▸ DATA FOR THE TASK:
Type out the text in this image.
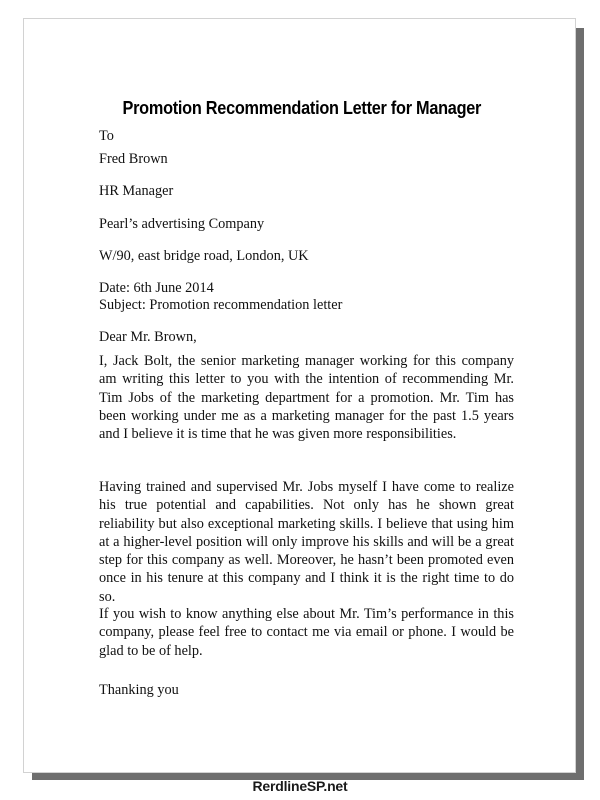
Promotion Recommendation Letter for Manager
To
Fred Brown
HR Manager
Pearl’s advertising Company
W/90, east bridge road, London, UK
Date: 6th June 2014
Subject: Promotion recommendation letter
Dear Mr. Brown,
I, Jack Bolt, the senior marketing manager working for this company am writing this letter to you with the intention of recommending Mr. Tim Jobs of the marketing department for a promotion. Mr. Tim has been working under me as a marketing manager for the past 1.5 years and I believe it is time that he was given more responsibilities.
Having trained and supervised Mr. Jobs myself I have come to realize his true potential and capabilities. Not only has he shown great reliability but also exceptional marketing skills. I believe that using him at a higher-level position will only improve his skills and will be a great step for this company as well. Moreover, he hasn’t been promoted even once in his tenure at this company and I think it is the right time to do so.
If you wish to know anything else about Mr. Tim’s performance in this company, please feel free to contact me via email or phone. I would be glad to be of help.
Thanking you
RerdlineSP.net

▸ EXERCISE DETAILS: Set down every entry word for word, but omit the pictures.

▸ WRITTEN ANSWER:
Type out the text in this image.
Promotion Recommendation Letter for Manager
To
Fred Brown
HR Manager
Pearl’s advertising Company
W/90, east bridge road, London, UK
Date: 6th June 2014
Subject: Promotion recommendation letter
Dear Mr. Brown,
I, Jack Bolt, the senior marketing manager working for this company am writing this letter to you with the intention of recommending Mr. Tim Jobs of the marketing department for a promotion. Mr. Tim has been working under me as a marketing manager for the past 1.5 years and I believe it is time that he was given more responsibilities.
Having trained and supervised Mr. Jobs myself I have come to realize his true potential and capabilities. Not only has he shown great reliability but also exceptional marketing skills. I believe that using him at a higher-level position will only improve his skills and will be a great step for this company as well. Moreover, he hasn’t been promoted even once in his tenure at this company and I think it is the right time to do so.
If you wish to know anything else about Mr. Tim’s performance in this company, please feel free to contact me via email or phone. I would be glad to be of help.
Thanking you
RerdlineSP.net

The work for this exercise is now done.